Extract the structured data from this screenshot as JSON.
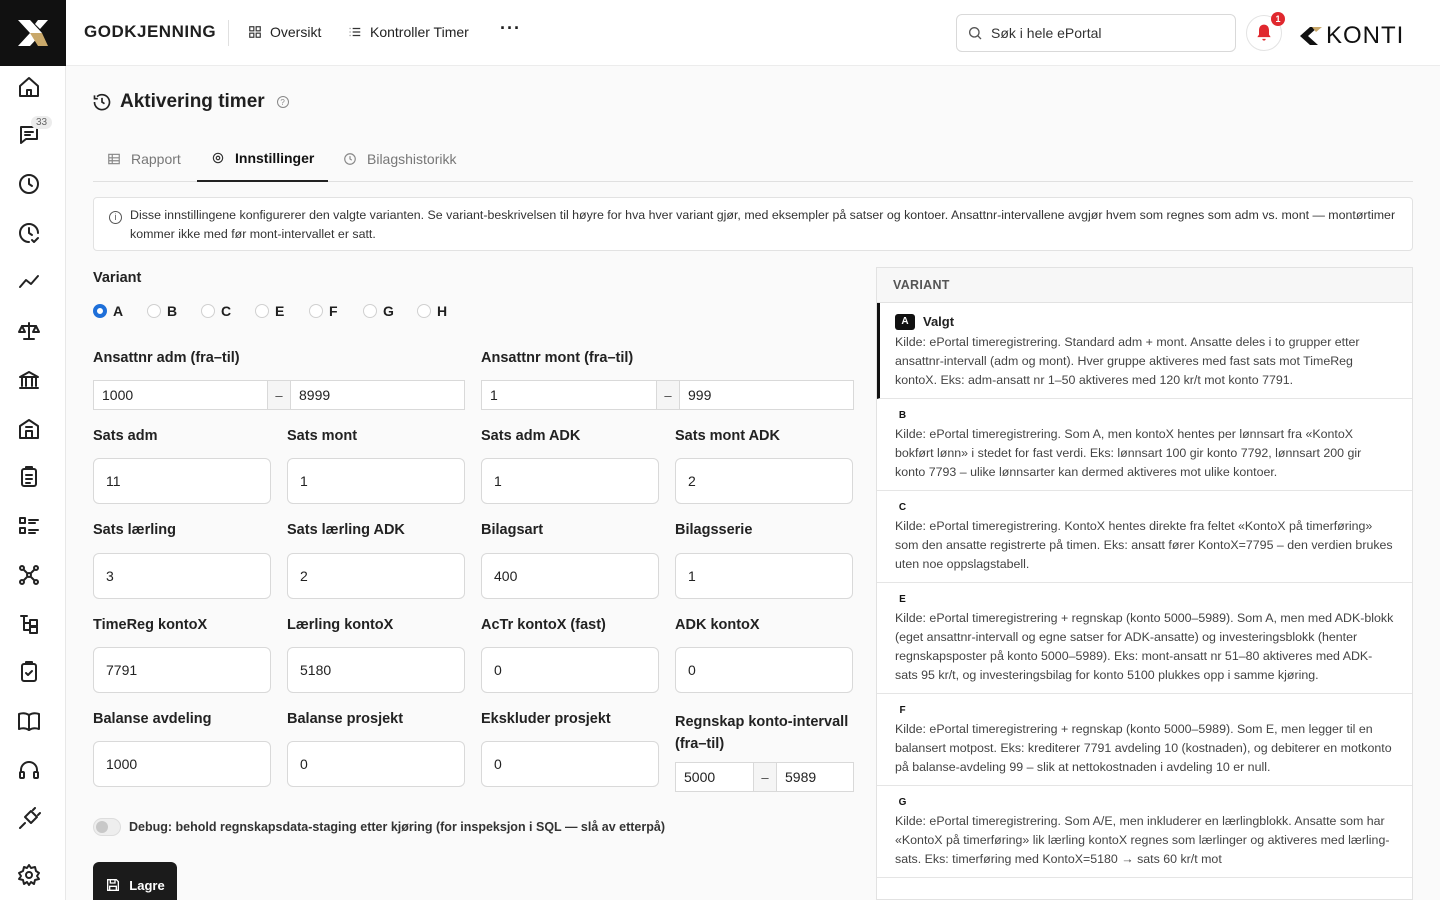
{
  "nav": {
    "messages_badge": "33"
  },
  "header": {
    "brand": "GODKJENNING",
    "links": [
      {
        "label": "Oversikt"
      },
      {
        "label": "Kontroller Timer"
      }
    ],
    "more": "···",
    "search_placeholder": "Søk i hele ePortal",
    "notifications_count": "1",
    "logo_text": "KONTI"
  },
  "page": {
    "title": "Aktivering timer",
    "help": "?",
    "tabs": [
      {
        "label": "Rapport"
      },
      {
        "label": "Innstillinger"
      },
      {
        "label": "Bilagshistorikk"
      }
    ],
    "info": "Disse innstillingene konfigurerer den valgte varianten. Se variant-beskrivelsen til høyre for hva hver variant gjør, med eksempler på satser og kontoer. Ansattnr-intervallene avgjør hvem som regnes som adm vs. mont — montørtimer kommer ikke med før mont-intervallet er satt."
  },
  "form": {
    "variant_label": "Variant",
    "variants": [
      "A",
      "B",
      "C",
      "E",
      "F",
      "G",
      "H"
    ],
    "selected_variant": "A",
    "adm_range": {
      "label": "Ansattnr adm (fra–til)",
      "from": "1000",
      "to": "8999"
    },
    "mont_range": {
      "label": "Ansattnr mont (fra–til)",
      "from": "1",
      "to": "999"
    },
    "dash": "–",
    "fields": {
      "sats_adm": {
        "label": "Sats adm",
        "value": "11"
      },
      "sats_mont": {
        "label": "Sats mont",
        "value": "1"
      },
      "sats_adm_adk": {
        "label": "Sats adm ADK",
        "value": "1"
      },
      "sats_mont_adk": {
        "label": "Sats mont ADK",
        "value": "2"
      },
      "sats_laerling": {
        "label": "Sats lærling",
        "value": "3"
      },
      "sats_laerling_adk": {
        "label": "Sats lærling ADK",
        "value": "2"
      },
      "bilagsart": {
        "label": "Bilagsart",
        "value": "400"
      },
      "bilagsserie": {
        "label": "Bilagsserie",
        "value": "1"
      },
      "timereg_kontox": {
        "label": "TimeReg kontoX",
        "value": "7791"
      },
      "laerling_kontox": {
        "label": "Lærling kontoX",
        "value": "5180"
      },
      "actr_kontox": {
        "label": "AcTr kontoX (fast)",
        "value": "0"
      },
      "adk_kontox": {
        "label": "ADK kontoX",
        "value": "0"
      },
      "balanse_avdeling": {
        "label": "Balanse avdeling",
        "value": "1000"
      },
      "balanse_prosjekt": {
        "label": "Balanse prosjekt",
        "value": "0"
      },
      "ekskluder_prosjekt": {
        "label": "Ekskluder prosjekt",
        "value": "0"
      }
    },
    "regnskap_range": {
      "label_line1": "Regnskap konto-intervall",
      "label_line2": "(fra–til)",
      "from": "5000",
      "to": "5989"
    },
    "debug_label": "Debug: behold regnskapsdata-staging etter kjøring (for inspeksjon i SQL — slå av etterpå)",
    "save_label": "Lagre"
  },
  "variant_panel": {
    "title": "VARIANT",
    "chosen_label": "Valgt",
    "items": [
      {
        "id": "A",
        "desc": "Kilde: ePortal timeregistrering. Standard adm + mont. Ansatte deles i to grupper etter ansattnr-intervall (adm og mont). Hver gruppe aktiveres med fast sats mot TimeReg kontoX. Eks: adm-ansatt nr 1–50 aktiveres med 120 kr/t mot konto 7791."
      },
      {
        "id": "B",
        "desc": "Kilde: ePortal timeregistrering. Som A, men kontoX hentes per lønnsart fra «KontoX bokført lønn» i stedet for fast verdi. Eks: lønnsart 100 gir konto 7792, lønnsart 200 gir konto 7793 – ulike lønnsarter kan dermed aktiveres mot ulike kontoer."
      },
      {
        "id": "C",
        "desc": "Kilde: ePortal timeregistrering. KontoX hentes direkte fra feltet «KontoX på timerføring» som den ansatte registrerte på timen. Eks: ansatt fører KontoX=7795 – den verdien brukes uten noe oppslagstabell."
      },
      {
        "id": "E",
        "desc": "Kilde: ePortal timeregistrering + regnskap (konto 5000–5989). Som A, men med ADK-blokk (eget ansattnr-intervall og egne satser for ADK-ansatte) og investeringsblokk (henter regnskapsposter på konto 5000–5989). Eks: mont-ansatt nr 51–80 aktiveres med ADK-sats 95 kr/t, og investeringsbilag for konto 5100 plukkes opp i samme kjøring."
      },
      {
        "id": "F",
        "desc": "Kilde: ePortal timeregistrering + regnskap (konto 5000–5989). Som E, men legger til en balansert motpost. Eks: krediterer 7791 avdeling 10 (kostnaden), og debiterer en motkonto på balanse-avdeling 99 – slik at nettokostnaden i avdeling 10 er null."
      },
      {
        "id": "G",
        "desc": "Kilde: ePortal timeregistrering. Som A/E, men inkluderer en lærlingblokk. Ansatte som har «KontoX på timerføring» lik lærling kontoX regnes som lærlinger og aktiveres med lærling-sats. Eks: timerføring med KontoX=5180 → sats 60 kr/t mot"
      }
    ]
  }
}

SET PROBLEM> Without the pictures, restate all of the entries above verbatim.

OUTPUT BELOW>
Extract the structured data from this screenshot as JSON.
{
  "nav": {
    "messages_badge": "33"
  },
  "header": {
    "brand": "GODKJENNING",
    "links": [
      {
        "label": "Oversikt"
      },
      {
        "label": "Kontroller Timer"
      }
    ],
    "more": "···",
    "search_placeholder": "Søk i hele ePortal",
    "notifications_count": "1",
    "logo_text": "KONTI"
  },
  "page": {
    "title": "Aktivering timer",
    "help": "?",
    "tabs": [
      {
        "label": "Rapport"
      },
      {
        "label": "Innstillinger"
      },
      {
        "label": "Bilagshistorikk"
      }
    ],
    "info": "Disse innstillingene konfigurerer den valgte varianten. Se variant-beskrivelsen til høyre for hva hver variant gjør, med eksempler på satser og kontoer. Ansattnr-intervallene avgjør hvem som regnes som adm vs. mont — montørtimer kommer ikke med før mont-intervallet er satt."
  },
  "form": {
    "variant_label": "Variant",
    "variants": [
      "A",
      "B",
      "C",
      "E",
      "F",
      "G",
      "H"
    ],
    "selected_variant": "A",
    "adm_range": {
      "label": "Ansattnr adm (fra–til)",
      "from": "1000",
      "to": "8999"
    },
    "mont_range": {
      "label": "Ansattnr mont (fra–til)",
      "from": "1",
      "to": "999"
    },
    "dash": "–",
    "fields": {
      "sats_adm": {
        "label": "Sats adm",
        "value": "11"
      },
      "sats_mont": {
        "label": "Sats mont",
        "value": "1"
      },
      "sats_adm_adk": {
        "label": "Sats adm ADK",
        "value": "1"
      },
      "sats_mont_adk": {
        "label": "Sats mont ADK",
        "value": "2"
      },
      "sats_laerling": {
        "label": "Sats lærling",
        "value": "3"
      },
      "sats_laerling_adk": {
        "label": "Sats lærling ADK",
        "value": "2"
      },
      "bilagsart": {
        "label": "Bilagsart",
        "value": "400"
      },
      "bilagsserie": {
        "label": "Bilagsserie",
        "value": "1"
      },
      "timereg_kontox": {
        "label": "TimeReg kontoX",
        "value": "7791"
      },
      "laerling_kontox": {
        "label": "Lærling kontoX",
        "value": "5180"
      },
      "actr_kontox": {
        "label": "AcTr kontoX (fast)",
        "value": "0"
      },
      "adk_kontox": {
        "label": "ADK kontoX",
        "value": "0"
      },
      "balanse_avdeling": {
        "label": "Balanse avdeling",
        "value": "1000"
      },
      "balanse_prosjekt": {
        "label": "Balanse prosjekt",
        "value": "0"
      },
      "ekskluder_prosjekt": {
        "label": "Ekskluder prosjekt",
        "value": "0"
      }
    },
    "regnskap_range": {
      "label_line1": "Regnskap konto-intervall",
      "label_line2": "(fra–til)",
      "from": "5000",
      "to": "5989"
    },
    "debug_label": "Debug: behold regnskapsdata-staging etter kjøring (for inspeksjon i SQL — slå av etterpå)",
    "save_label": "Lagre"
  },
  "variant_panel": {
    "title": "VARIANT",
    "chosen_label": "Valgt",
    "items": [
      {
        "id": "A",
        "desc": "Kilde: ePortal timeregistrering. Standard adm + mont. Ansatte deles i to grupper etter ansattnr-intervall (adm og mont). Hver gruppe aktiveres med fast sats mot TimeReg kontoX. Eks: adm-ansatt nr 1–50 aktiveres med 120 kr/t mot konto 7791."
      },
      {
        "id": "B",
        "desc": "Kilde: ePortal timeregistrering. Som A, men kontoX hentes per lønnsart fra «KontoX bokført lønn» i stedet for fast verdi. Eks: lønnsart 100 gir konto 7792, lønnsart 200 gir konto 7793 – ulike lønnsarter kan dermed aktiveres mot ulike kontoer."
      },
      {
        "id": "C",
        "desc": "Kilde: ePortal timeregistrering. KontoX hentes direkte fra feltet «KontoX på timerføring» som den ansatte registrerte på timen. Eks: ansatt fører KontoX=7795 – den verdien brukes uten noe oppslagstabell."
      },
      {
        "id": "E",
        "desc": "Kilde: ePortal timeregistrering + regnskap (konto 5000–5989). Som A, men med ADK-blokk (eget ansattnr-intervall og egne satser for ADK-ansatte) og investeringsblokk (henter regnskapsposter på konto 5000–5989). Eks: mont-ansatt nr 51–80 aktiveres med ADK-sats 95 kr/t, og investeringsbilag for konto 5100 plukkes opp i samme kjøring."
      },
      {
        "id": "F",
        "desc": "Kilde: ePortal timeregistrering + regnskap (konto 5000–5989). Som E, men legger til en balansert motpost. Eks: krediterer 7791 avdeling 10 (kostnaden), og debiterer en motkonto på balanse-avdeling 99 – slik at nettokostnaden i avdeling 10 er null."
      },
      {
        "id": "G",
        "desc": "Kilde: ePortal timeregistrering. Som A/E, men inkluderer en lærlingblokk. Ansatte som har «KontoX på timerføring» lik lærling kontoX regnes som lærlinger og aktiveres med lærling-sats. Eks: timerføring med KontoX=5180 → sats 60 kr/t mot"
      }
    ]
  }
}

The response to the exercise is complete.